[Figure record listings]
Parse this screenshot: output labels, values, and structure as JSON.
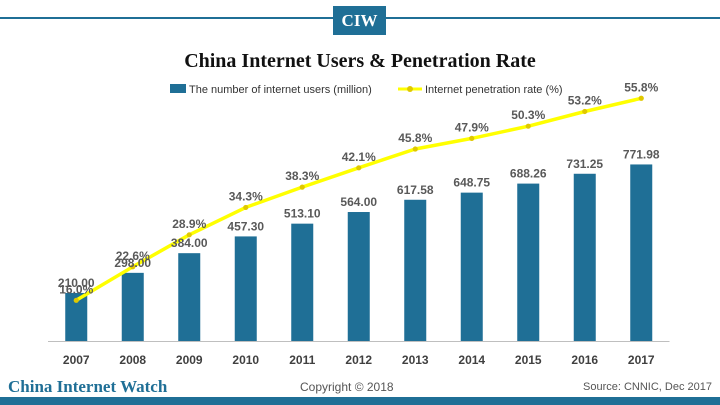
{
  "header": {
    "logo_text": "CIW"
  },
  "footer": {
    "brand": "China Internet Watch",
    "copyright": "Copyright © 2018",
    "source": "Source: CNNIC, Dec 2017"
  },
  "colors": {
    "bar": "#1f6f96",
    "line": "#ffff00",
    "line_marker": "#e0c800",
    "label": "#595959"
  },
  "chart_data": {
    "type": "bar",
    "title": "China Internet Users & Penetration Rate",
    "categories": [
      "2007",
      "2008",
      "2009",
      "2010",
      "2011",
      "2012",
      "2013",
      "2014",
      "2015",
      "2016",
      "2017"
    ],
    "series": [
      {
        "name": "The number of internet users (million)",
        "type": "bar",
        "values": [
          210.0,
          298.0,
          384.0,
          457.3,
          513.1,
          564.0,
          617.58,
          648.75,
          688.26,
          731.25,
          771.98
        ],
        "labels": [
          "210.00",
          "298.00",
          "384.00",
          "457.30",
          "513.10",
          "564.00",
          "617.58",
          "648.75",
          "688.26",
          "731.25",
          "771.98"
        ]
      },
      {
        "name": "Internet penetration rate (%)",
        "type": "line",
        "values": [
          16.0,
          22.6,
          28.9,
          34.3,
          38.3,
          42.1,
          45.8,
          47.9,
          50.3,
          53.2,
          55.8
        ],
        "labels": [
          "16.0%",
          "22.6%",
          "28.9%",
          "34.3%",
          "38.3%",
          "42.1%",
          "45.8%",
          "47.9%",
          "50.3%",
          "53.2%",
          "55.8%"
        ]
      }
    ],
    "legend_position": "top",
    "grid": false
  }
}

▸ **WRITTEN TASK**
Across the data above, how many lines include the word "China"? Give only the count.

▸ **TASK SOLUTION**
2